**Short exercise:** Restate the material word for word and leave out anything that is a picture.

**Dataset items:**
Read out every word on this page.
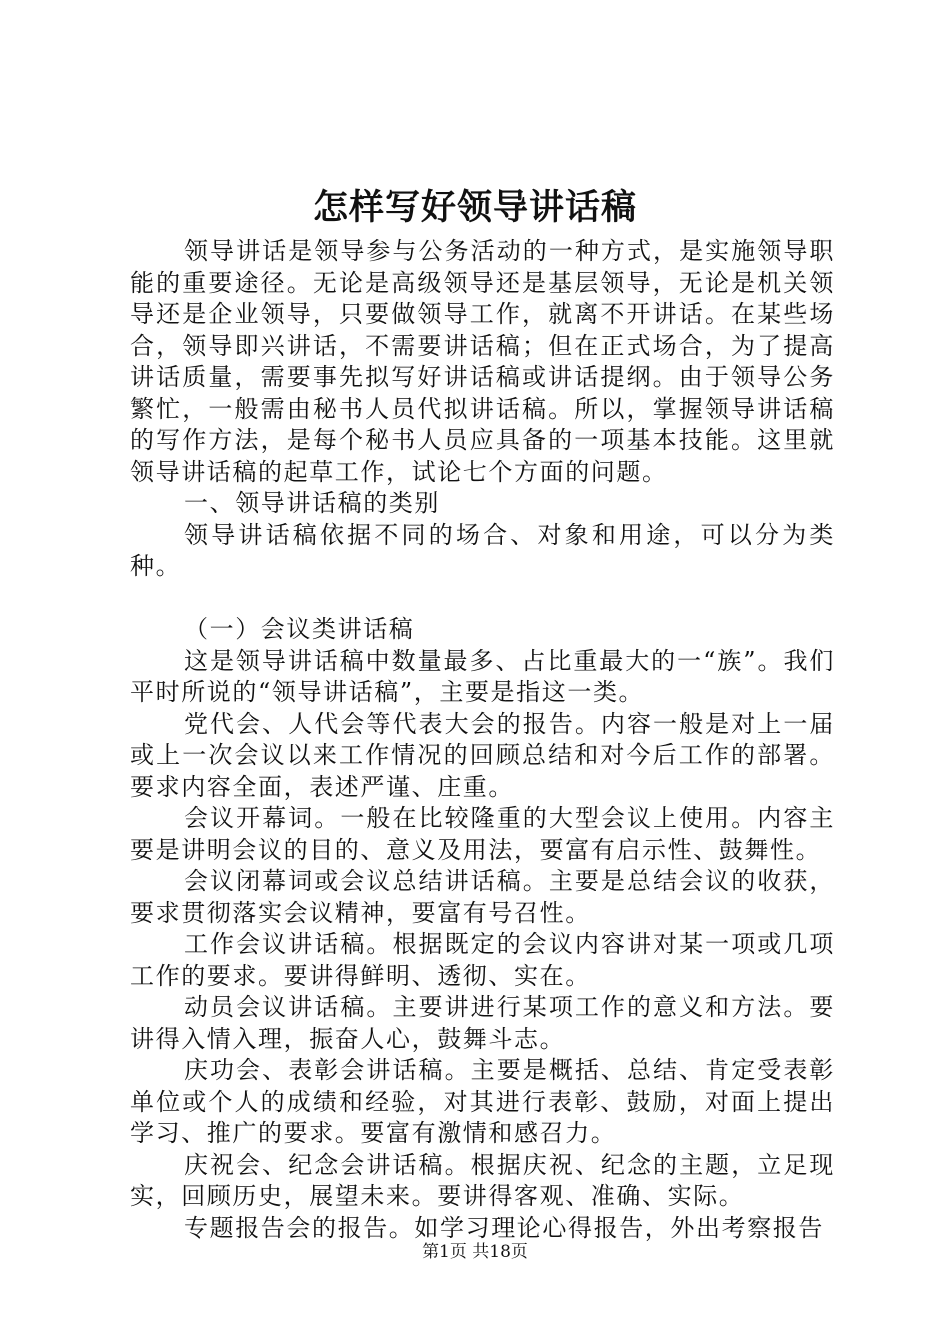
怎样写好领导讲话稿

领导讲话是领导参与公务活动的一种方式，是实施领导职能的重要途径。无论是高级领导还是基层领导，无论是机关领导还是企业领导，只要做领导工作，就离不开讲话。在某些场合，领导即兴讲话，不需要讲话稿；但在正式场合，为了提高讲话质量，需要事先拟写好讲话稿或讲话提纲。由于领导公务繁忙，一般需由秘书人员代拟讲话稿。所以，掌握领导讲话稿的写作方法，是每个秘书人员应具备的一项基本技能。这里就领导讲话稿的起草工作，试论七个方面的问题。

一、领导讲话稿的类别

领导讲话稿依据不同的场合、对象和用途，可以分为类种。

（一）会议类讲话稿

这是领导讲话稿中数量最多、占比重最大的一“族”。我们平时所说的“领导讲话稿”，主要是指这一类。

党代会、人代会等代表大会的报告。内容一般是对上一届或上一次会议以来工作情况的回顾总结和对今后工作的部署。要求内容全面，表述严谨、庄重。

会议开幕词。一般在比较隆重的大型会议上使用。内容主要是讲明会议的目的、意义及用法，要富有启示性、鼓舞性。

会议闭幕词或会议总结讲话稿。主要是总结会议的收获，要求贯彻落实会议精神，要富有号召性。

工作会议讲话稿。根据既定的会议内容讲对某一项或几项工作的要求。要讲得鲜明、透彻、实在。

动员会议讲话稿。主要讲进行某项工作的意义和方法。要讲得入情入理，振奋人心，鼓舞斗志。

庆功会、表彰会讲话稿。主要是概括、总结、肯定受表彰单位或个人的成绩和经验，对其进行表彰、鼓励，对面上提出学习、推广的要求。要富有激情和感召力。

庆祝会、纪念会讲话稿。根据庆祝、纪念的主题，立足现实，回顾历史，展望未来。要讲得客观、准确、实际。

专题报告会的报告。如学习理论心得报告，外出考察报告

第1页 共18页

**Finished exercise:**
Read out every word on this page.
怎样写好领导讲话稿

领导讲话是领导参与公务活动的一种方式，是实施领导职能的重要途径。无论是高级领导还是基层领导，无论是机关领导还是企业领导，只要做领导工作，就离不开讲话。在某些场合，领导即兴讲话，不需要讲话稿；但在正式场合，为了提高讲话质量，需要事先拟写好讲话稿或讲话提纲。由于领导公务繁忙，一般需由秘书人员代拟讲话稿。所以，掌握领导讲话稿的写作方法，是每个秘书人员应具备的一项基本技能。这里就领导讲话稿的起草工作，试论七个方面的问题。

一、领导讲话稿的类别

领导讲话稿依据不同的场合、对象和用途，可以分为类种。

（一）会议类讲话稿

这是领导讲话稿中数量最多、占比重最大的一“族”。我们平时所说的“领导讲话稿”，主要是指这一类。

党代会、人代会等代表大会的报告。内容一般是对上一届或上一次会议以来工作情况的回顾总结和对今后工作的部署。要求内容全面，表述严谨、庄重。

会议开幕词。一般在比较隆重的大型会议上使用。内容主要是讲明会议的目的、意义及用法，要富有启示性、鼓舞性。

会议闭幕词或会议总结讲话稿。主要是总结会议的收获，要求贯彻落实会议精神，要富有号召性。

工作会议讲话稿。根据既定的会议内容讲对某一项或几项工作的要求。要讲得鲜明、透彻、实在。

动员会议讲话稿。主要讲进行某项工作的意义和方法。要讲得入情入理，振奋人心，鼓舞斗志。

庆功会、表彰会讲话稿。主要是概括、总结、肯定受表彰单位或个人的成绩和经验，对其进行表彰、鼓励，对面上提出学习、推广的要求。要富有激情和感召力。

庆祝会、纪念会讲话稿。根据庆祝、纪念的主题，立足现实，回顾历史，展望未来。要讲得客观、准确、实际。

专题报告会的报告。如学习理论心得报告，外出考察报告

第1页 共18页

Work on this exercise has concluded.